__Exercise details__. Collect each line of the records containing the string "ylabel".
— START Supplied material —
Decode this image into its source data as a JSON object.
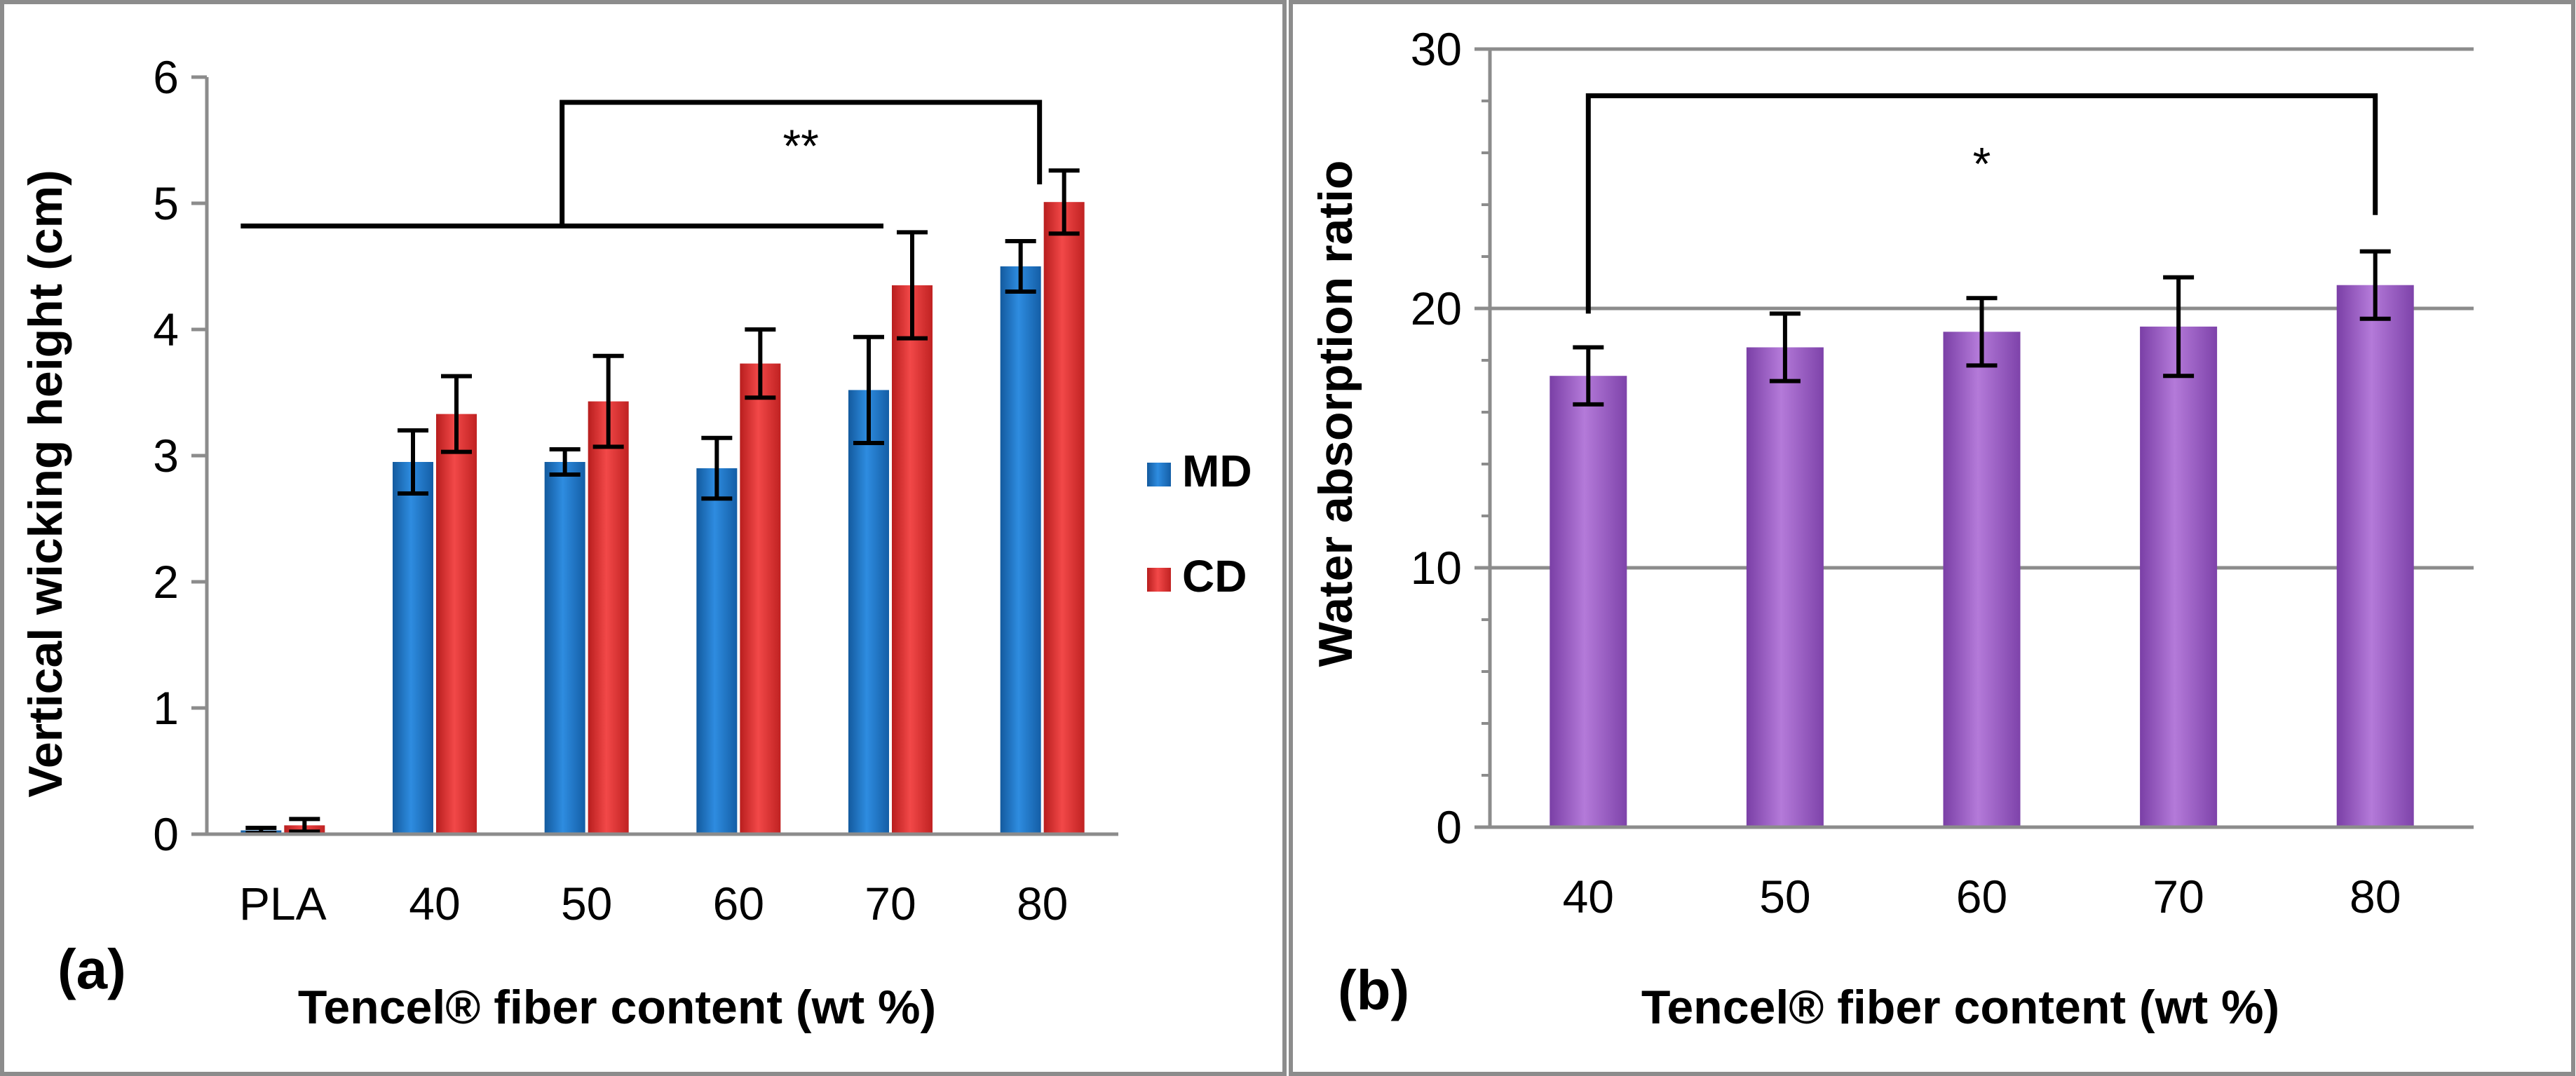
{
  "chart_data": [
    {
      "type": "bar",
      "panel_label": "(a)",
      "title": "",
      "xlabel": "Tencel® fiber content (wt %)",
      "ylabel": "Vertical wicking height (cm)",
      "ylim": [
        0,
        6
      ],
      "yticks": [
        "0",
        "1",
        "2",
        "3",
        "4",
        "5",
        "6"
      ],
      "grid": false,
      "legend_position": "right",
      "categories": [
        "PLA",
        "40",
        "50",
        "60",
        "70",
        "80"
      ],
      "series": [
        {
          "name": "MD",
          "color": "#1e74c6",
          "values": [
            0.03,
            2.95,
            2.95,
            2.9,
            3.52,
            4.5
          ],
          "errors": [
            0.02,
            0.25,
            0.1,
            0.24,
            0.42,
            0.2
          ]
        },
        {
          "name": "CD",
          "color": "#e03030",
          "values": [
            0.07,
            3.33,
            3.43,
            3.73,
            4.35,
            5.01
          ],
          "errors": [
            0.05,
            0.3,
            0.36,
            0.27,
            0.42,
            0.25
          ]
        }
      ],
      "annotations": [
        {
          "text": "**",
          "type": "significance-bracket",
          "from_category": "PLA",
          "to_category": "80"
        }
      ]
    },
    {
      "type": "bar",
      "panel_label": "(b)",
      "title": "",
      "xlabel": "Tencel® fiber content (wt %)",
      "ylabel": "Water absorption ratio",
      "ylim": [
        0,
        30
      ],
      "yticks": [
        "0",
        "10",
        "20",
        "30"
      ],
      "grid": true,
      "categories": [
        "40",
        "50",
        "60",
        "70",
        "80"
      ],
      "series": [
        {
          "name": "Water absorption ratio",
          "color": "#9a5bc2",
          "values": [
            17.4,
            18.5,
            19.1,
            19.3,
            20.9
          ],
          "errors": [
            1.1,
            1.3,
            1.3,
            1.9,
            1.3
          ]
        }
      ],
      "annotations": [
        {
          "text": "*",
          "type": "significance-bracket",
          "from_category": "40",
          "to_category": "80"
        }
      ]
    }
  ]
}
— END Supplied material —
__Response to the task__.
      "ylabel": "Vertical wicking height (cm)",
      "ylabel": "Water absorption ratio",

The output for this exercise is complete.